Guaranteed Availability of Issue Exceptions

This bulletin is directed to all insurers writing accident and sickness insurance policies, as defined by IC 27-8-28-9, in the nongrandfathered individual and small group market; health maintenance organizations, as defined by IC 27-13-1-19; risk retention groups, as defined by IC 27-7-10-11; reciprocals, as provided by IC 27-6-6-1; rating organizations, associations, and all other entities issuing accident and health products subject to the Patient Protection and Affordable Care Act, Pub. L. 111-148, as amended by Health Care and Education Reconciliation Act of 2010, Pub. L. 111-152 (ACA).
--------
> **Apply what you read**:
1. In the guaranteed availability bulletin, swap "bulletin" for "notice" and give the passage from "Guaranteed Availability of" up to and including "L. 111-152 (ACA).".
2. Recast the paragraph of the guaranteed availability bulletin that begins "This bulletin is directed" as a bulleted list of the entities it addresses, keeping each legal citation.
3. Summarize the guaranteed availability bulletin in one sentence.
--------
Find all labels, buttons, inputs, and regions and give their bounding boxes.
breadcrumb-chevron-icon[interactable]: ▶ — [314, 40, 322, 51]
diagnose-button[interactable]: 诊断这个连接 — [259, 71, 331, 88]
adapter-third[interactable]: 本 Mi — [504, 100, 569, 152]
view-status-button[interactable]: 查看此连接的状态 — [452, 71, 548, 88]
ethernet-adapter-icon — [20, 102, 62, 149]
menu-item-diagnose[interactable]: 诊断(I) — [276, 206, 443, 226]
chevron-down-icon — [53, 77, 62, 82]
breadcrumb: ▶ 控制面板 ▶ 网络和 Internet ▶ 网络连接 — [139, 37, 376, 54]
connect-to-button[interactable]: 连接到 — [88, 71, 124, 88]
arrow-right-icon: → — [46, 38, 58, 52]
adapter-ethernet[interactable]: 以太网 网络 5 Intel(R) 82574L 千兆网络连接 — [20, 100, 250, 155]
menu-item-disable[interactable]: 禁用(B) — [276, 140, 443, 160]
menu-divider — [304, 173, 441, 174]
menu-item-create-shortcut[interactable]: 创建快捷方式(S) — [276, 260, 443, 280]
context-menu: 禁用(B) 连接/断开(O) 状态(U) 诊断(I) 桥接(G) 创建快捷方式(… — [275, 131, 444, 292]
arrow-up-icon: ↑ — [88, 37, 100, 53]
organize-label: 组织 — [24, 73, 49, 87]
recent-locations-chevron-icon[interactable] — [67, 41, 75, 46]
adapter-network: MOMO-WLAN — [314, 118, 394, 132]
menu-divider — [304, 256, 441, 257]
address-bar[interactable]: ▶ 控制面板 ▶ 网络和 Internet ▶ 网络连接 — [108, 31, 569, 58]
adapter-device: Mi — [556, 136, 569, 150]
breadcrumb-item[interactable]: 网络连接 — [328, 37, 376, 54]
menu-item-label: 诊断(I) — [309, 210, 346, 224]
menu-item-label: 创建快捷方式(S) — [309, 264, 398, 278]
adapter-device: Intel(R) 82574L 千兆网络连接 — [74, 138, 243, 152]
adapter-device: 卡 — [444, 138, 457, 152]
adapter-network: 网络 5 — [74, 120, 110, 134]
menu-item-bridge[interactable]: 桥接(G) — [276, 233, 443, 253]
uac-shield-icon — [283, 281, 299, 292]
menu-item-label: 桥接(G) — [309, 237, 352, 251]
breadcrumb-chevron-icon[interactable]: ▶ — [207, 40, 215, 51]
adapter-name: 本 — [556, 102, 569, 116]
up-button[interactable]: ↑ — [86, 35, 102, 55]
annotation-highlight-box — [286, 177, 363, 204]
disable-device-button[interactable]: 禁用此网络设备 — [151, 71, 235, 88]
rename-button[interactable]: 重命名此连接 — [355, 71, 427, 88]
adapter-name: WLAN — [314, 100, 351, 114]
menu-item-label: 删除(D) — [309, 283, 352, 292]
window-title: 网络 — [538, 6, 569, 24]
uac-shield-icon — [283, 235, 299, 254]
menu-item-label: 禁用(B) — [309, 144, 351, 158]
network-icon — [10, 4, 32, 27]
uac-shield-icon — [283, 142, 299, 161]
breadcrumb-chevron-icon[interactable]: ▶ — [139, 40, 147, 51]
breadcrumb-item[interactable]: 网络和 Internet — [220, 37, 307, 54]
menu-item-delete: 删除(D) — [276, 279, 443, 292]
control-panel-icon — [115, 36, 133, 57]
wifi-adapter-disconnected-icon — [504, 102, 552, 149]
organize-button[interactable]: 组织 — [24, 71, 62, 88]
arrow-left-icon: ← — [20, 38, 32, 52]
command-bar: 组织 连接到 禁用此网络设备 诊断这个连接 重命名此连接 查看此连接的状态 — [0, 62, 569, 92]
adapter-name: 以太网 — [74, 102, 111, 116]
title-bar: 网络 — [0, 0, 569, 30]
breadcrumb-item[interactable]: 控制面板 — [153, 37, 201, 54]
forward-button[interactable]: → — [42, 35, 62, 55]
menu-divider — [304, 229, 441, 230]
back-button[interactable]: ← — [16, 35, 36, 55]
--------
> **Answer section**:
1.
Guaranteed Availability of Issue Exceptions

This notice is directed to all insurers writing accident and sickness insurance policies, as defined by IC 27-8-28-9, in the nongrandfathered individual and small group market; health maintenance organizations, as defined by IC 27-13-1-19; risk retention groups, as defined by IC 27-7-10-11; reciprocals, as provided by IC 27-6-6-1; rating organizations, associations, and all other entities issuing accident and health products subject to the Patient Protection and Affordable Care Act, Pub. L. 111-148, as amended by Health Care and Education Reconciliation Act of 2010, Pub. L. 111-152 (ACA).

2.
The bulletin is directed to:
- insurers writing accident and sickness insurance policies (IC 27-8-28-9) in the nongrandfathered individual and small group market
- health maintenance organizations (IC 27-13-1-19)
- risk retention groups (IC 27-7-10-11)
- reciprocals (IC 27-6-6-1)
- rating organizations and associations
- all other entities issuing accident and health products subject to the ACA (Pub. L. 111-148, as amended by the Health Care and Education Reconciliation Act of 2010, Pub. L. 111-152)

3. The bulletin on guaranteed availability of issue exceptions is directed to insurers writing accident and sickness policies in the nongrandfathered individual and small group market, health maintenance organizations, risk retention groups, reciprocals, rating organizations, associations, and all other entities issuing accident and health products subject to the ACA.